• DATA EXCERPTS:
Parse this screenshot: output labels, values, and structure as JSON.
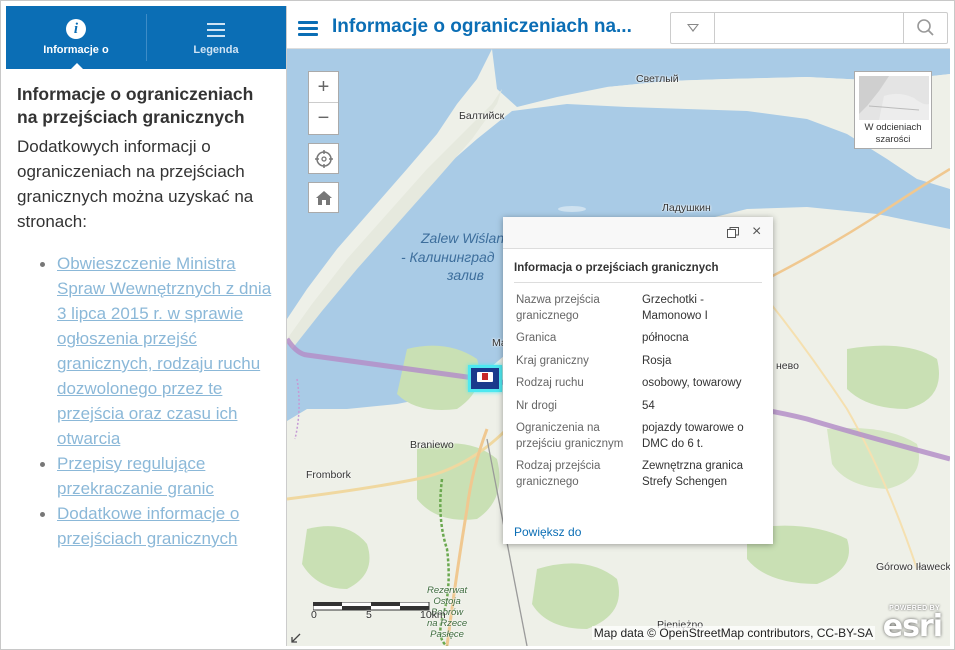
{
  "sidebar": {
    "tabs": [
      {
        "label": "Informacje o",
        "icon": "info-icon"
      },
      {
        "label": "Legenda",
        "icon": "list-icon"
      }
    ],
    "title": "Informacje o ograniczeniach na przejściach granicznych",
    "intro": "Dodatkowych informacji o ograniczeniach na przejściach granicznych można uzyskać na stronach:",
    "links": [
      "Obwieszczenie Ministra Spraw Wewnętrznych z dnia 3 lipca 2015 r. w sprawie ogłoszenia przejść granicznych, rodzaju ruchu dozwolonego przez te przejścia oraz czasu ich otwarcia",
      "Przepisy regulujące przekraczanie granic",
      "Dodatkowe informacje o przejściach granicznych"
    ]
  },
  "header": {
    "title": "Informacje o ograniczeniach na...",
    "search_placeholder": ""
  },
  "map": {
    "labels": {
      "svetly": "Светлый",
      "baltiysk": "Балтийск",
      "ladushkin": "Ладушкин",
      "zalew1": "Zalew Wiślan",
      "zalew2": "- Калининград",
      "zalew3": "залив",
      "braniewo": "Braniewo",
      "frombork": "Frombork",
      "mamonovo": "Ма",
      "evo": "нево",
      "gorowo": "Górowo Iławeckie",
      "pieniezno": "Pieniężno",
      "rezerwat": "Rezerwat\nOstoja\nBobrów\nna Rzece\nPasłęce"
    },
    "basemap_label": "W odcieniach szarości",
    "scale": {
      "labels": [
        "0",
        "5",
        "10km"
      ]
    },
    "attribution": "Map data © OpenStreetMap contributors, CC-BY-SA",
    "esri": {
      "powered": "POWERED BY",
      "logo": "esri"
    }
  },
  "popup": {
    "title": "Informacja o przejściach granicznych",
    "rows": [
      {
        "key": "Nazwa przejścia granicznego",
        "value": "Grzechotki - Mamonowo I"
      },
      {
        "key": "Granica",
        "value": "północna"
      },
      {
        "key": "Kraj graniczny",
        "value": "Rosja"
      },
      {
        "key": "Rodzaj ruchu",
        "value": "osobowy, towarowy"
      },
      {
        "key": "Nr drogi",
        "value": "54"
      },
      {
        "key": "Ograniczenia na przejściu granicznym",
        "value": "pojazdy towarowe o DMC do 6 t."
      },
      {
        "key": "Rodzaj przejścia granicznego",
        "value": "Zewnętrzna granica Strefy Schengen"
      }
    ],
    "zoom_link": "Powiększ do"
  },
  "colors": {
    "accent": "#0b6eb5",
    "water": "#a9cbe6",
    "land": "#eef0e8",
    "forest": "#c9e0b4",
    "border_line": "#b48fc8",
    "marker_highlight": "#4ee8f0"
  }
}
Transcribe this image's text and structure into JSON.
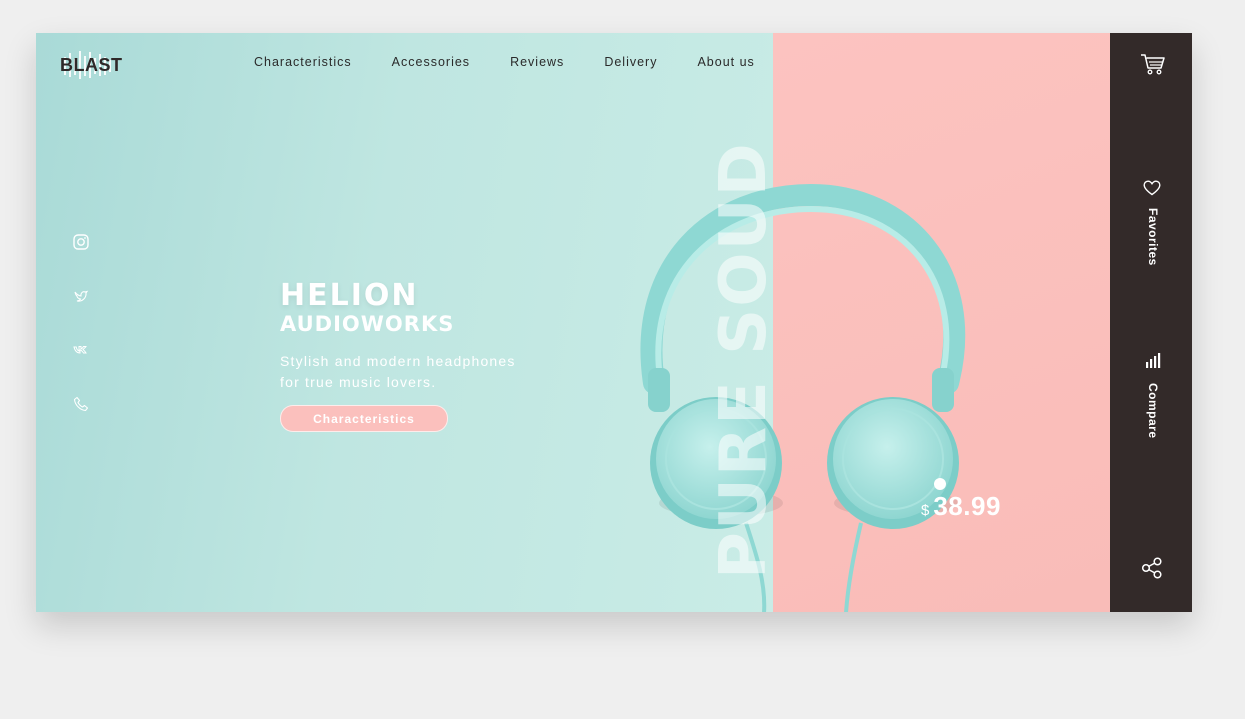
{
  "brand": {
    "logo_text": "BLAST"
  },
  "nav": {
    "items": [
      {
        "label": "Characteristics"
      },
      {
        "label": "Accessories"
      },
      {
        "label": "Reviews"
      },
      {
        "label": "Delivery"
      },
      {
        "label": "About us"
      }
    ]
  },
  "social": {
    "icons": [
      "instagram-icon",
      "twitter-icon",
      "vk-icon",
      "phone-icon"
    ]
  },
  "hero": {
    "title": "HELION",
    "subtitle": "AUDIOWORKS",
    "description": "Stylish and modern headphones for true music lovers.",
    "cta_label": "Characteristics"
  },
  "product": {
    "vertical_text": "PURE SOUD",
    "price_currency": "$",
    "price_amount": "38.99"
  },
  "sidebar": {
    "cart_icon": "cart-icon",
    "favorites_label": "Favorites",
    "compare_label": "Compare",
    "share_icon": "share-icon"
  },
  "colors": {
    "mint": "#bfe6e1",
    "pink": "#fbc0bd",
    "sidebar": "#332a29",
    "headphone": "#9fe0dc"
  }
}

• WORK TO BE COMPLETED: Reproduce nothing but the lines that run from the line containing "Transcribe this image's" through the last line of the records, inclusive. Omit the pictures.

• CORRECT ANSWER:
Transcribe this image's text and structure into JSON.
{
  "brand": {
    "logo_text": "BLAST"
  },
  "nav": {
    "items": [
      {
        "label": "Characteristics"
      },
      {
        "label": "Accessories"
      },
      {
        "label": "Reviews"
      },
      {
        "label": "Delivery"
      },
      {
        "label": "About us"
      }
    ]
  },
  "social": {
    "icons": [
      "instagram-icon",
      "twitter-icon",
      "vk-icon",
      "phone-icon"
    ]
  },
  "hero": {
    "title": "HELION",
    "subtitle": "AUDIOWORKS",
    "description": "Stylish and modern headphones for true music lovers.",
    "cta_label": "Characteristics"
  },
  "product": {
    "vertical_text": "PURE SOUD",
    "price_currency": "$",
    "price_amount": "38.99"
  },
  "sidebar": {
    "cart_icon": "cart-icon",
    "favorites_label": "Favorites",
    "compare_label": "Compare",
    "share_icon": "share-icon"
  },
  "colors": {
    "mint": "#bfe6e1",
    "pink": "#fbc0bd",
    "sidebar": "#332a29",
    "headphone": "#9fe0dc"
  }
}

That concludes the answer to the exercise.